▶ **Problem details**: All of the material below is to be repeated exactly.

▶ **Exercise data**:
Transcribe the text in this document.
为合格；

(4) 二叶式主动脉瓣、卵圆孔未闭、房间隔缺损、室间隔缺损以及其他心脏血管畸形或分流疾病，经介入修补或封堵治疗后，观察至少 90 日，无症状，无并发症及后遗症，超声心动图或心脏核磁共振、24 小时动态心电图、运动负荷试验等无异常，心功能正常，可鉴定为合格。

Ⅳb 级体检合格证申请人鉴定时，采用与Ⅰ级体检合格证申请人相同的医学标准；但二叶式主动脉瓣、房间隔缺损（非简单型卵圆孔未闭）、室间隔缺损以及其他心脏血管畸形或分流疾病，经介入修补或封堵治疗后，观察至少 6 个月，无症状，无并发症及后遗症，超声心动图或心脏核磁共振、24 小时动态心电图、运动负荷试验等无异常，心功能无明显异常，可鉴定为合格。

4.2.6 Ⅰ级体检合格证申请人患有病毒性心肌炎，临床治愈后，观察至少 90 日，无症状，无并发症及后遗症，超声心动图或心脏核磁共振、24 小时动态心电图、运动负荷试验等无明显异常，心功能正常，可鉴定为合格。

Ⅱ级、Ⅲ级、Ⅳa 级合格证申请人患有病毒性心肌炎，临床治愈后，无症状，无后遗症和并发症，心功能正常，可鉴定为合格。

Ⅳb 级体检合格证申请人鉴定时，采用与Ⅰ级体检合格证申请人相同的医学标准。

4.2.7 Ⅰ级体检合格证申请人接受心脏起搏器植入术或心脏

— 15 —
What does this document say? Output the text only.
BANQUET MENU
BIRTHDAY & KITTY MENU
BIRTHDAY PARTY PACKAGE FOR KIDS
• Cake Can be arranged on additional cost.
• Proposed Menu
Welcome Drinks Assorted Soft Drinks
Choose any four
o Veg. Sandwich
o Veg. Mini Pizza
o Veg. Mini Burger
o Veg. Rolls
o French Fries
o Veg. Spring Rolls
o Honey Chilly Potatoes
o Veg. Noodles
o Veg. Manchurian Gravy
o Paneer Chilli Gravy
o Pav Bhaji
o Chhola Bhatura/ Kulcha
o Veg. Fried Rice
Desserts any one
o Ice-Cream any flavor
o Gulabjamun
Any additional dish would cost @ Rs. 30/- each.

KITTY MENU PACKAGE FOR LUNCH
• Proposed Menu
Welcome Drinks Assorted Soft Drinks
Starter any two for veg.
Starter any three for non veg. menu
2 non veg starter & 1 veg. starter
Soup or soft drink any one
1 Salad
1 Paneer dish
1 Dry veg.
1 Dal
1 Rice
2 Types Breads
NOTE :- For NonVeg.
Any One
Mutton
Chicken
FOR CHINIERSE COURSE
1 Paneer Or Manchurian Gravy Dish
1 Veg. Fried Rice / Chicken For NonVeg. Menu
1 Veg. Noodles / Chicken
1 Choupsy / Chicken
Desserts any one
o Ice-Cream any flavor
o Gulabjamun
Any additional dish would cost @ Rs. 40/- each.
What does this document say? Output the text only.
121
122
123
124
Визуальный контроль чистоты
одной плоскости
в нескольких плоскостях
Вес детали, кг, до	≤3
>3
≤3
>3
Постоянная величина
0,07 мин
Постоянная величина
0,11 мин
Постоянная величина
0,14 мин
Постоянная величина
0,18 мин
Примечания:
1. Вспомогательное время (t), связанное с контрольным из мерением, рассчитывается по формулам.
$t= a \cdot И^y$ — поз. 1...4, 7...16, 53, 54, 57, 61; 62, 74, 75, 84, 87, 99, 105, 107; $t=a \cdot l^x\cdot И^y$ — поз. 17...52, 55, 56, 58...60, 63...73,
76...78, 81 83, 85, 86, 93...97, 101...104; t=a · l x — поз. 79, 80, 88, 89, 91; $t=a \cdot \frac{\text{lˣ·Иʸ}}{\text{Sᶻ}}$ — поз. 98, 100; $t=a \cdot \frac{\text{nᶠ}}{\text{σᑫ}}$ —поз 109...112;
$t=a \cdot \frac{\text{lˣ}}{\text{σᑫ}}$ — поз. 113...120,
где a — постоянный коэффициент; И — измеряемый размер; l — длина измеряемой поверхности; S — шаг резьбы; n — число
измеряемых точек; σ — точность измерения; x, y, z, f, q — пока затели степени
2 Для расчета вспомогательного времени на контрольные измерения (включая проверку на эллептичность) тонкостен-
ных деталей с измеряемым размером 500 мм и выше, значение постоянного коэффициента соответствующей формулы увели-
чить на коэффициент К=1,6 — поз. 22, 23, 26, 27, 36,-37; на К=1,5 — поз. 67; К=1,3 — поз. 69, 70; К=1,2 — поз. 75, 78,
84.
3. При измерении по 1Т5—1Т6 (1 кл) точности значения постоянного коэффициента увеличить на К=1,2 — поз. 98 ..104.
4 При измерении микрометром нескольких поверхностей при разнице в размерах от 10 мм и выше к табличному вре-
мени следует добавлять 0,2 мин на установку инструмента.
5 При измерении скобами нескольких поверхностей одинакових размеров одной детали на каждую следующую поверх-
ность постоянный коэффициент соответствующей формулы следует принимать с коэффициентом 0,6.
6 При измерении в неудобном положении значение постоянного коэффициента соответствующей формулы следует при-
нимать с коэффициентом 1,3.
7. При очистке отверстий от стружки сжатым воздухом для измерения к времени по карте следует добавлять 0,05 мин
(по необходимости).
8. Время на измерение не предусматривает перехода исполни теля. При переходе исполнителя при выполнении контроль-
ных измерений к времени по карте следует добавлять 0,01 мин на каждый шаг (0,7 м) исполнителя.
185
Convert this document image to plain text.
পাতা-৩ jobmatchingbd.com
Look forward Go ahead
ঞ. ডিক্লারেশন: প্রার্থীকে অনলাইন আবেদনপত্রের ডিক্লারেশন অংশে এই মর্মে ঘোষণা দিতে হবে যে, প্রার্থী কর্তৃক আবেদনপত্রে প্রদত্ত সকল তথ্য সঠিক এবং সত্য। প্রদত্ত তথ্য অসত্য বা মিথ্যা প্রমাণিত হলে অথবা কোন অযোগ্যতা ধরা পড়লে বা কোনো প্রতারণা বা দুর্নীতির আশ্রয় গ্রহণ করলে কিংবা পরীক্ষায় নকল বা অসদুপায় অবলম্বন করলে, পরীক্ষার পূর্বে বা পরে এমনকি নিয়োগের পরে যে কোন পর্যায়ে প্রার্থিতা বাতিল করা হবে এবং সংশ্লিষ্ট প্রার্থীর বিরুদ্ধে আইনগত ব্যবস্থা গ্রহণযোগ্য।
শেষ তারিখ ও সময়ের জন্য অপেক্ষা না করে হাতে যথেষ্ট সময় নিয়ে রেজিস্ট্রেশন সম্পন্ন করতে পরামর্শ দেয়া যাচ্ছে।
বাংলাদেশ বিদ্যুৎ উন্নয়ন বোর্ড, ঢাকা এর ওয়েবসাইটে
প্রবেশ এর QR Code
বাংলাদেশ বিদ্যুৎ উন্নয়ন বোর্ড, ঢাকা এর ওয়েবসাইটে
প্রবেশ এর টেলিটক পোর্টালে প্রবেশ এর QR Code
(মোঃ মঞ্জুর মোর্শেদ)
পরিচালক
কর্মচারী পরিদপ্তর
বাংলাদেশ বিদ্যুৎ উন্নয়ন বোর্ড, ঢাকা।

▶ **Exercise response**:
Transcribe the text in this document.
为合格；

(4) 二叶式主动脉瓣、卵圆孔未闭、房间隔缺损、室间隔缺损以及其他心脏血管畸形或分流疾病，经介入修补或封堵治疗后，观察至少 90 日，无症状，无并发症及后遗症，超声心动图或心脏核磁共振、24 小时动态心电图、运动负荷试验等无异常，心功能正常，可鉴定为合格。

Ⅳb 级体检合格证申请人鉴定时，采用与Ⅰ级体检合格证申请人相同的医学标准；但二叶式主动脉瓣、房间隔缺损（非简单型卵圆孔未闭）、室间隔缺损以及其他心脏血管畸形或分流疾病，经介入修补或封堵治疗后，观察至少 6 个月，无症状，无并发症及后遗症，超声心动图或心脏核磁共振、24 小时动态心电图、运动负荷试验等无异常，心功能无明显异常，可鉴定为合格。

4.2.6 Ⅰ级体检合格证申请人患有病毒性心肌炎，临床治愈后，观察至少 90 日，无症状，无并发症及后遗症，超声心动图或心脏核磁共振、24 小时动态心电图、运动负荷试验等无明显异常，心功能正常，可鉴定为合格。

Ⅱ级、Ⅲ级、Ⅳa 级合格证申请人患有病毒性心肌炎，临床治愈后，无症状，无后遗症和并发症，心功能正常，可鉴定为合格。

Ⅳb 级体检合格证申请人鉴定时，采用与Ⅰ级体检合格证申请人相同的医学标准。

4.2.7 Ⅰ级体检合格证申请人接受心脏起搏器植入术或心脏

— 15 —
What does this document say? Output the text only.
BANQUET MENU
BIRTHDAY & KITTY MENU
BIRTHDAY PARTY PACKAGE FOR KIDS
• Cake Can be arranged on additional cost.
• Proposed Menu
Welcome Drinks Assorted Soft Drinks
Choose any four
o Veg. Sandwich
o Veg. Mini Pizza
o Veg. Mini Burger
o Veg. Rolls
o French Fries
o Veg. Spring Rolls
o Honey Chilly Potatoes
o Veg. Noodles
o Veg. Manchurian Gravy
o Paneer Chilli Gravy
o Pav Bhaji
o Chhola Bhatura/ Kulcha
o Veg. Fried Rice
Desserts any one
o Ice-Cream any flavor
o Gulabjamun
Any additional dish would cost @ Rs. 30/- each.

KITTY MENU PACKAGE FOR LUNCH
• Proposed Menu
Welcome Drinks Assorted Soft Drinks
Starter any two for veg.
Starter any three for non veg. menu
2 non veg starter & 1 veg. starter
Soup or soft drink any one
1 Salad
1 Paneer dish
1 Dry veg.
1 Dal
1 Rice
2 Types Breads
NOTE :- For NonVeg.
Any One
Mutton
Chicken
FOR CHINIERSE COURSE
1 Paneer Or Manchurian Gravy Dish
1 Veg. Fried Rice / Chicken For NonVeg. Menu
1 Veg. Noodles / Chicken
1 Choupsy / Chicken
Desserts any one
o Ice-Cream any flavor
o Gulabjamun
Any additional dish would cost @ Rs. 40/- each.
What does this document say? Output the text only.
121
122
123
124
Визуальный контроль чистоты
одной плоскости
в нескольких плоскостях
Вес детали, кг, до	≤3
>3
≤3
>3
Постоянная величина
0,07 мин
Постоянная величина
0,11 мин
Постоянная величина
0,14 мин
Постоянная величина
0,18 мин
Примечания:
1. Вспомогательное время (t), связанное с контрольным из мерением, рассчитывается по формулам.
$t= a \cdot И^y$ — поз. 1...4, 7...16, 53, 54, 57, 61; 62, 74, 75, 84, 87, 99, 105, 107; $t=a \cdot l^x\cdot И^y$ — поз. 17...52, 55, 56, 58...60, 63...73,
76...78, 81 83, 85, 86, 93...97, 101...104; t=a · l x — поз. 79, 80, 88, 89, 91; $t=a \cdot \frac{\text{lˣ·Иʸ}}{\text{Sᶻ}}$ — поз. 98, 100; $t=a \cdot \frac{\text{nᶠ}}{\text{σᑫ}}$ —поз 109...112;
$t=a \cdot \frac{\text{lˣ}}{\text{σᑫ}}$ — поз. 113...120,
где a — постоянный коэффициент; И — измеряемый размер; l — длина измеряемой поверхности; S — шаг резьбы; n — число
измеряемых точек; σ — точность измерения; x, y, z, f, q — пока затели степени
2 Для расчета вспомогательного времени на контрольные измерения (включая проверку на эллептичность) тонкостен-
ных деталей с измеряемым размером 500 мм и выше, значение постоянного коэффициента соответствующей формулы увели-
чить на коэффициент К=1,6 — поз. 22, 23, 26, 27, 36,-37; на К=1,5 — поз. 67; К=1,3 — поз. 69, 70; К=1,2 — поз. 75, 78,
84.
3. При измерении по 1Т5—1Т6 (1 кл) точности значения постоянного коэффициента увеличить на К=1,2 — поз. 98 ..104.
4 При измерении микрометром нескольких поверхностей при разнице в размерах от 10 мм и выше к табличному вре-
мени следует добавлять 0,2 мин на установку инструмента.
5 При измерении скобами нескольких поверхностей одинакових размеров одной детали на каждую следующую поверх-
ность постоянный коэффициент соответствующей формулы следует принимать с коэффициентом 0,6.
6 При измерении в неудобном положении значение постоянного коэффициента соответствующей формулы следует при-
нимать с коэффициентом 1,3.
7. При очистке отверстий от стружки сжатым воздухом для измерения к времени по карте следует добавлять 0,05 мин
(по необходимости).
8. Время на измерение не предусматривает перехода исполни теля. При переходе исполнителя при выполнении контроль-
ных измерений к времени по карте следует добавлять 0,01 мин на каждый шаг (0,7 м) исполнителя.
185
Convert this document image to plain text.
পাতা-৩ jobmatchingbd.com
Look forward Go ahead
ঞ. ডিক্লারেশন: প্রার্থীকে অনলাইন আবেদনপত্রের ডিক্লারেশন অংশে এই মর্মে ঘোষণা দিতে হবে যে, প্রার্থী কর্তৃক আবেদনপত্রে প্রদত্ত সকল তথ্য সঠিক এবং সত্য। প্রদত্ত তথ্য অসত্য বা মিথ্যা প্রমাণিত হলে অথবা কোন অযোগ্যতা ধরা পড়লে বা কোনো প্রতারণা বা দুর্নীতির আশ্রয় গ্রহণ করলে কিংবা পরীক্ষায় নকল বা অসদুপায় অবলম্বন করলে, পরীক্ষার পূর্বে বা পরে এমনকি নিয়োগের পরে যে কোন পর্যায়ে প্রার্থিতা বাতিল করা হবে এবং সংশ্লিষ্ট প্রার্থীর বিরুদ্ধে আইনগত ব্যবস্থা গ্রহণযোগ্য।
শেষ তারিখ ও সময়ের জন্য অপেক্ষা না করে হাতে যথেষ্ট সময় নিয়ে রেজিস্ট্রেশন সম্পন্ন করতে পরামর্শ দেয়া যাচ্ছে।
বাংলাদেশ বিদ্যুৎ উন্নয়ন বোর্ড, ঢাকা এর ওয়েবসাইটে
প্রবেশ এর QR Code
বাংলাদেশ বিদ্যুৎ উন্নয়ন বোর্ড, ঢাকা এর ওয়েবসাইটে
প্রবেশ এর টেলিটক পোর্টালে প্রবেশ এর QR Code
(মোঃ মঞ্জুর মোর্শেদ)
পরিচালক
কর্মচারী পরিদপ্তর
বাংলাদেশ বিদ্যুৎ উন্নয়ন বোর্ড, ঢাকা।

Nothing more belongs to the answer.